→ **WORK INSTRUCTIONS**:
A faithful transcription of all the data is required.

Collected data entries

━━━━━━━━━━━━━━━━━━━━

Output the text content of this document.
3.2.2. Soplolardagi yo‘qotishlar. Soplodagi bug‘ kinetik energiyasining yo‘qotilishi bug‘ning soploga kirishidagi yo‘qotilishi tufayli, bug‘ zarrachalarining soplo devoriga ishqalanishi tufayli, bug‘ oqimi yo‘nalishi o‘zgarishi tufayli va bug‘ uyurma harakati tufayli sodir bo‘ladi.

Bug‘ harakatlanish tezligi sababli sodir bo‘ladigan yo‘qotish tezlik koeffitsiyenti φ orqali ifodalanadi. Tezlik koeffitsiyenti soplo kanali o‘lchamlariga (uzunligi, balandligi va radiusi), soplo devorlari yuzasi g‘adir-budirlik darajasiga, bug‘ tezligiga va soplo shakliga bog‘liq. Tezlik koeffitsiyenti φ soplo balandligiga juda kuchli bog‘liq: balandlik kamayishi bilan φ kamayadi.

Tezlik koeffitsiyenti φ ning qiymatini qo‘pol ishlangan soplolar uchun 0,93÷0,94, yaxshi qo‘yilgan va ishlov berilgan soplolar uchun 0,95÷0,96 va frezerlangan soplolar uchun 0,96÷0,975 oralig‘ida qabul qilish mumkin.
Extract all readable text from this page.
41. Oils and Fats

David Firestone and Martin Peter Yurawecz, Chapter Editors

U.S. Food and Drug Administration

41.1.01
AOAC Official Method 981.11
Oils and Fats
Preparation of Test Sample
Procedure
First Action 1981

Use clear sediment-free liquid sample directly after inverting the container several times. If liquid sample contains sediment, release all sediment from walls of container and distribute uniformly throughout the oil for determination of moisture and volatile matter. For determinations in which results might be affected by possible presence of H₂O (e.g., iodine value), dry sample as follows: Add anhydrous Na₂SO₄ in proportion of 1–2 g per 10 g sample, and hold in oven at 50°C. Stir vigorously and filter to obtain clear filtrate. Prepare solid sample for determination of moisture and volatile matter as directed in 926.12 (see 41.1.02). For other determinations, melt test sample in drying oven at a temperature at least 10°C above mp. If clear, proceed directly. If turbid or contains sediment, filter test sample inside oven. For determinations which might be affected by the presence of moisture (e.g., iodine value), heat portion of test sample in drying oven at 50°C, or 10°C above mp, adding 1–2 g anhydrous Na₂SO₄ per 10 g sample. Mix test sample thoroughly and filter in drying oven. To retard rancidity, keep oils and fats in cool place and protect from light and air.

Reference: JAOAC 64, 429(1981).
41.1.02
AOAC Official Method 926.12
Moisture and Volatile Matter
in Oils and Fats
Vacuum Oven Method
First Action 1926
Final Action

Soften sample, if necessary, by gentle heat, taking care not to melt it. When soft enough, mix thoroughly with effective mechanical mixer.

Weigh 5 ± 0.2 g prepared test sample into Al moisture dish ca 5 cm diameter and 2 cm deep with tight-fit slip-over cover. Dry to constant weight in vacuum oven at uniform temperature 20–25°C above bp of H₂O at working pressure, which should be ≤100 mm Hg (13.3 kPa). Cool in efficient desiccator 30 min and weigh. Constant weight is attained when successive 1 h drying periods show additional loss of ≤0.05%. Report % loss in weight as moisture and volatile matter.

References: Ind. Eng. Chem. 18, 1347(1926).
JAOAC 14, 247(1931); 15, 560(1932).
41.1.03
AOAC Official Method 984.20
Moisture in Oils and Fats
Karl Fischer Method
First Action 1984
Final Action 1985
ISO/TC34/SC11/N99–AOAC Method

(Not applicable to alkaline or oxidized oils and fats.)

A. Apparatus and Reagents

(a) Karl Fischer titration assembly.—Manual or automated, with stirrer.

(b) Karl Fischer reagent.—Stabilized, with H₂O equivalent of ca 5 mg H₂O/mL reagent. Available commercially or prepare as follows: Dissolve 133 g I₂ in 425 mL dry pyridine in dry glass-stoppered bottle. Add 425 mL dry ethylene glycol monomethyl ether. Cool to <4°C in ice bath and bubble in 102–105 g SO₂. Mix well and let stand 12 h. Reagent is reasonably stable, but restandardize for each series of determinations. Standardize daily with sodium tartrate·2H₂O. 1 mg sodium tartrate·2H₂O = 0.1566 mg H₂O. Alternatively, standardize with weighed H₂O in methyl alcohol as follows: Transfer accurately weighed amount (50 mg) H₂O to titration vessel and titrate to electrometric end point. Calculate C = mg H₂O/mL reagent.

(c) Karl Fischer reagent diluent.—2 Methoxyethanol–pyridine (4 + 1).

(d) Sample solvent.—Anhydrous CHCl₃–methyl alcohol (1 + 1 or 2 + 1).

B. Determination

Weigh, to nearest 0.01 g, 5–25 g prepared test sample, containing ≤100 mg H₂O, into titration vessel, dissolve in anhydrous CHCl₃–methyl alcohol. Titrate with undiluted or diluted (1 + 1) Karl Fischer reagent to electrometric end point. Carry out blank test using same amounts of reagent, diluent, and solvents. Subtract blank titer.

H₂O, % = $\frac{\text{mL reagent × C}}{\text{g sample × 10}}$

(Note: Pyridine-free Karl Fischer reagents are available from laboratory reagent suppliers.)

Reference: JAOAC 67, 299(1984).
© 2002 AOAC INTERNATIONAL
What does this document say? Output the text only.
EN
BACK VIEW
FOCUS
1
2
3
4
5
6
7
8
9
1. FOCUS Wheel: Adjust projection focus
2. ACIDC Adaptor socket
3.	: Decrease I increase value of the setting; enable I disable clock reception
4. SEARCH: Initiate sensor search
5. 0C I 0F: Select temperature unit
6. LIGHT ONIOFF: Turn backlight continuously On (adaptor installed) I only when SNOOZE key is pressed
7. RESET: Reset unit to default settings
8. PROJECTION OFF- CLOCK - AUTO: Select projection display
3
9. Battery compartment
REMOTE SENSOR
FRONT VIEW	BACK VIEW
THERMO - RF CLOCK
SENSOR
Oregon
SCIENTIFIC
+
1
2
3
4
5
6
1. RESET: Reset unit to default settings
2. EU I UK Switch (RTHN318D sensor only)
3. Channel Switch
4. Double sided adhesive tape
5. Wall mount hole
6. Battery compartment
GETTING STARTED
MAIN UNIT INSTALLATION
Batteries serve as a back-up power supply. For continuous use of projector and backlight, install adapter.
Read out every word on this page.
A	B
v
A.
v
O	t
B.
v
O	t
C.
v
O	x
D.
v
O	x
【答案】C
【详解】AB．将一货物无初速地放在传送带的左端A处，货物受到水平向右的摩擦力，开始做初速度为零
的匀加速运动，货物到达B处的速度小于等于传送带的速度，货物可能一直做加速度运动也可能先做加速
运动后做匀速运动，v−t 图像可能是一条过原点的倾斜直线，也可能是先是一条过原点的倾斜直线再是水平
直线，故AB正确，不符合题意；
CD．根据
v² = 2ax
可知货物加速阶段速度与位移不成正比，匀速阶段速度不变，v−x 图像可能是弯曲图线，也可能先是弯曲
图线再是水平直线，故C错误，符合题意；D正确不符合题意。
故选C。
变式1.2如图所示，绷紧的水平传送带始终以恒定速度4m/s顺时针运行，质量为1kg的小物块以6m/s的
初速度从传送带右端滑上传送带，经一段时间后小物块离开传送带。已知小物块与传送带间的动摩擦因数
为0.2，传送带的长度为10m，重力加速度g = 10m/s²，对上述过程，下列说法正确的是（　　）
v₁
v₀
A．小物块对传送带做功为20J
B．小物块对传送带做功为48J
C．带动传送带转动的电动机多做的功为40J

━━━━━━━━━━━━━━━━━━━━

→ **FULL ANSWER**:
Output the text content of this document.
3.2.2. Soplolardagi yo‘qotishlar. Soplodagi bug‘ kinetik energiyasining yo‘qotilishi bug‘ning soploga kirishidagi yo‘qotilishi tufayli, bug‘ zarrachalarining soplo devoriga ishqalanishi tufayli, bug‘ oqimi yo‘nalishi o‘zgarishi tufayli va bug‘ uyurma harakati tufayli sodir bo‘ladi.

Bug‘ harakatlanish tezligi sababli sodir bo‘ladigan yo‘qotish tezlik koeffitsiyenti φ orqali ifodalanadi. Tezlik koeffitsiyenti soplo kanali o‘lchamlariga (uzunligi, balandligi va radiusi), soplo devorlari yuzasi g‘adir-budirlik darajasiga, bug‘ tezligiga va soplo shakliga bog‘liq. Tezlik koeffitsiyenti φ soplo balandligiga juda kuchli bog‘liq: balandlik kamayishi bilan φ kamayadi.

Tezlik koeffitsiyenti φ ning qiymatini qo‘pol ishlangan soplolar uchun 0,93÷0,94, yaxshi qo‘yilgan va ishlov berilgan soplolar uchun 0,95÷0,96 va frezerlangan soplolar uchun 0,96÷0,975 oralig‘ida qabul qilish mumkin.
Extract all readable text from this page.
41. Oils and Fats

David Firestone and Martin Peter Yurawecz, Chapter Editors

U.S. Food and Drug Administration

41.1.01
AOAC Official Method 981.11
Oils and Fats
Preparation of Test Sample
Procedure
First Action 1981

Use clear sediment-free liquid sample directly after inverting the container several times. If liquid sample contains sediment, release all sediment from walls of container and distribute uniformly throughout the oil for determination of moisture and volatile matter. For determinations in which results might be affected by possible presence of H₂O (e.g., iodine value), dry sample as follows: Add anhydrous Na₂SO₄ in proportion of 1–2 g per 10 g sample, and hold in oven at 50°C. Stir vigorously and filter to obtain clear filtrate. Prepare solid sample for determination of moisture and volatile matter as directed in 926.12 (see 41.1.02). For other determinations, melt test sample in drying oven at a temperature at least 10°C above mp. If clear, proceed directly. If turbid or contains sediment, filter test sample inside oven. For determinations which might be affected by the presence of moisture (e.g., iodine value), heat portion of test sample in drying oven at 50°C, or 10°C above mp, adding 1–2 g anhydrous Na₂SO₄ per 10 g sample. Mix test sample thoroughly and filter in drying oven. To retard rancidity, keep oils and fats in cool place and protect from light and air.

Reference: JAOAC 64, 429(1981).
41.1.02
AOAC Official Method 926.12
Moisture and Volatile Matter
in Oils and Fats
Vacuum Oven Method
First Action 1926
Final Action

Soften sample, if necessary, by gentle heat, taking care not to melt it. When soft enough, mix thoroughly with effective mechanical mixer.

Weigh 5 ± 0.2 g prepared test sample into Al moisture dish ca 5 cm diameter and 2 cm deep with tight-fit slip-over cover. Dry to constant weight in vacuum oven at uniform temperature 20–25°C above bp of H₂O at working pressure, which should be ≤100 mm Hg (13.3 kPa). Cool in efficient desiccator 30 min and weigh. Constant weight is attained when successive 1 h drying periods show additional loss of ≤0.05%. Report % loss in weight as moisture and volatile matter.

References: Ind. Eng. Chem. 18, 1347(1926).
JAOAC 14, 247(1931); 15, 560(1932).
41.1.03
AOAC Official Method 984.20
Moisture in Oils and Fats
Karl Fischer Method
First Action 1984
Final Action 1985
ISO/TC34/SC11/N99–AOAC Method

(Not applicable to alkaline or oxidized oils and fats.)

A. Apparatus and Reagents

(a) Karl Fischer titration assembly.—Manual or automated, with stirrer.

(b) Karl Fischer reagent.—Stabilized, with H₂O equivalent of ca 5 mg H₂O/mL reagent. Available commercially or prepare as follows: Dissolve 133 g I₂ in 425 mL dry pyridine in dry glass-stoppered bottle. Add 425 mL dry ethylene glycol monomethyl ether. Cool to <4°C in ice bath and bubble in 102–105 g SO₂. Mix well and let stand 12 h. Reagent is reasonably stable, but restandardize for each series of determinations. Standardize daily with sodium tartrate·2H₂O. 1 mg sodium tartrate·2H₂O = 0.1566 mg H₂O. Alternatively, standardize with weighed H₂O in methyl alcohol as follows: Transfer accurately weighed amount (50 mg) H₂O to titration vessel and titrate to electrometric end point. Calculate C = mg H₂O/mL reagent.

(c) Karl Fischer reagent diluent.—2 Methoxyethanol–pyridine (4 + 1).

(d) Sample solvent.—Anhydrous CHCl₃–methyl alcohol (1 + 1 or 2 + 1).

B. Determination

Weigh, to nearest 0.01 g, 5–25 g prepared test sample, containing ≤100 mg H₂O, into titration vessel, dissolve in anhydrous CHCl₃–methyl alcohol. Titrate with undiluted or diluted (1 + 1) Karl Fischer reagent to electrometric end point. Carry out blank test using same amounts of reagent, diluent, and solvents. Subtract blank titer.

H₂O, % = $\frac{\text{mL reagent × C}}{\text{g sample × 10}}$

(Note: Pyridine-free Karl Fischer reagents are available from laboratory reagent suppliers.)

Reference: JAOAC 67, 299(1984).
© 2002 AOAC INTERNATIONAL
What does this document say? Output the text only.
EN
BACK VIEW
FOCUS
1
2
3
4
5
6
7
8
9
1. FOCUS Wheel: Adjust projection focus
2. ACIDC Adaptor socket
3.	: Decrease I increase value of the setting; enable I disable clock reception
4. SEARCH: Initiate sensor search
5. 0C I 0F: Select temperature unit
6. LIGHT ONIOFF: Turn backlight continuously On (adaptor installed) I only when SNOOZE key is pressed
7. RESET: Reset unit to default settings
8. PROJECTION OFF- CLOCK - AUTO: Select projection display
3
9. Battery compartment
REMOTE SENSOR
FRONT VIEW	BACK VIEW
THERMO - RF CLOCK
SENSOR
Oregon
SCIENTIFIC
+
1
2
3
4
5
6
1. RESET: Reset unit to default settings
2. EU I UK Switch (RTHN318D sensor only)
3. Channel Switch
4. Double sided adhesive tape
5. Wall mount hole
6. Battery compartment
GETTING STARTED
MAIN UNIT INSTALLATION
Batteries serve as a back-up power supply. For continuous use of projector and backlight, install adapter.
Read out every word on this page.
A	B
v
A.
v
O	t
B.
v
O	t
C.
v
O	x
D.
v
O	x
【答案】C
【详解】AB．将一货物无初速地放在传送带的左端A处，货物受到水平向右的摩擦力，开始做初速度为零
的匀加速运动，货物到达B处的速度小于等于传送带的速度，货物可能一直做加速度运动也可能先做加速
运动后做匀速运动，v−t 图像可能是一条过原点的倾斜直线，也可能是先是一条过原点的倾斜直线再是水平
直线，故AB正确，不符合题意；
CD．根据
v² = 2ax
可知货物加速阶段速度与位移不成正比，匀速阶段速度不变，v−x 图像可能是弯曲图线，也可能先是弯曲
图线再是水平直线，故C错误，符合题意；D正确不符合题意。
故选C。
变式1.2如图所示，绷紧的水平传送带始终以恒定速度4m/s顺时针运行，质量为1kg的小物块以6m/s的
初速度从传送带右端滑上传送带，经一段时间后小物块离开传送带。已知小物块与传送带间的动摩擦因数
为0.2，传送带的长度为10m，重力加速度g = 10m/s²，对上述过程，下列说法正确的是（　　）
v₁
v₀
A．小物块对传送带做功为20J
B．小物块对传送带做功为48J
C．带动传送带转动的电动机多做的功为40J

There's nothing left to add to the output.